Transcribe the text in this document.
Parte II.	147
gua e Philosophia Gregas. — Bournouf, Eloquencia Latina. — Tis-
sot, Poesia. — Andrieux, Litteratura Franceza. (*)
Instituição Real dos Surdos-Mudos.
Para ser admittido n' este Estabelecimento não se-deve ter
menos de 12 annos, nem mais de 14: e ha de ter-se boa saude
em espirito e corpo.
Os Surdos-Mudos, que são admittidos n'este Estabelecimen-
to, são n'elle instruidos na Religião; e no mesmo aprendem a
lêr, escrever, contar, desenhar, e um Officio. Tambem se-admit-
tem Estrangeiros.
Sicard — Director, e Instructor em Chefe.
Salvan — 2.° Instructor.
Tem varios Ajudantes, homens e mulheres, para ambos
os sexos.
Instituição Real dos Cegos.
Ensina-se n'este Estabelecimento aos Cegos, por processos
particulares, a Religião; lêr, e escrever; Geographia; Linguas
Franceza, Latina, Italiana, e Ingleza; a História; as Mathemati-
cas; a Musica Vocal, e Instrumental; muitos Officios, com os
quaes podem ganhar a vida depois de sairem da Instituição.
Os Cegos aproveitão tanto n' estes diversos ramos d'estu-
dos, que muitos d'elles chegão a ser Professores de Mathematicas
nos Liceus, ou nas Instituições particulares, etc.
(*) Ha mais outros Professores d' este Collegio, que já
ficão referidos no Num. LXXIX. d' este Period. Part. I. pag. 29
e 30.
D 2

==

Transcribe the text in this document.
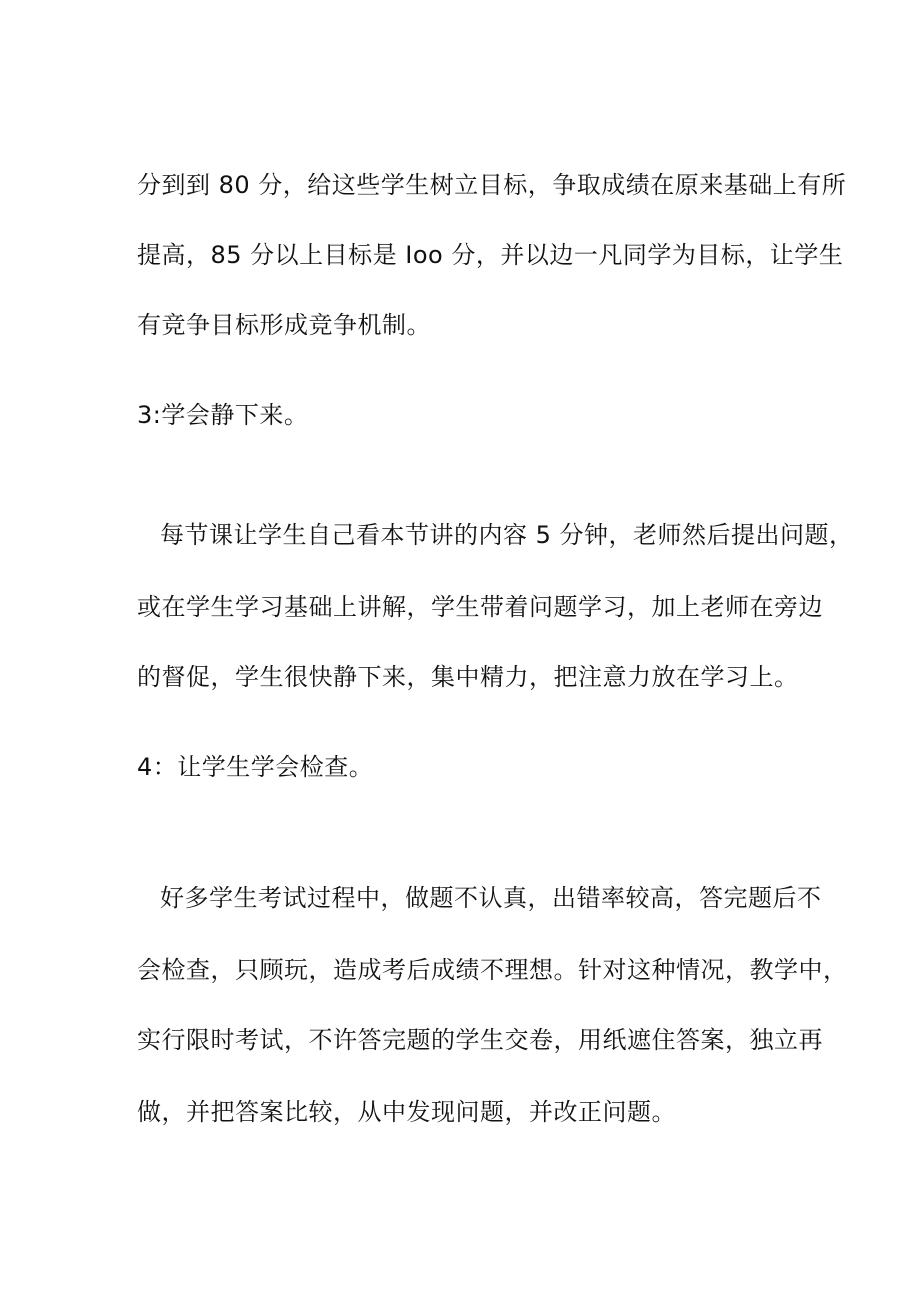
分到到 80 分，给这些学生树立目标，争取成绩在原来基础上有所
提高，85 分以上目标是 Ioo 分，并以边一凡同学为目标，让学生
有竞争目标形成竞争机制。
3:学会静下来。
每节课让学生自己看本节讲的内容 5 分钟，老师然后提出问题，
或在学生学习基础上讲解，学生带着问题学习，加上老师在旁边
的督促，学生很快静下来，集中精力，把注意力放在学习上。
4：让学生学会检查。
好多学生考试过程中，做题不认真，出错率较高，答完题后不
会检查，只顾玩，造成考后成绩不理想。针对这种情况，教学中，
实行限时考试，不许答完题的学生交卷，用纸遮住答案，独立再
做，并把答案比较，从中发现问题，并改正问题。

* * *

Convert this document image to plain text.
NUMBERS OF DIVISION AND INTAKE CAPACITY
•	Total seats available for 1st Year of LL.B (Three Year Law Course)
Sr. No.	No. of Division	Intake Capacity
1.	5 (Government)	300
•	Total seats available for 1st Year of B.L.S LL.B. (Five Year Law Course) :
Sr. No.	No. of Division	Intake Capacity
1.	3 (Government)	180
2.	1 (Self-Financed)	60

### Instruction
Pick out and copy the lines of the material that include the word "muitos".

### Worked solution
cas; a Musica Vocal, e Instrumental; muitos Officios, com os
dos, que muitos d'elles chegão a ser Professores de Mathematicas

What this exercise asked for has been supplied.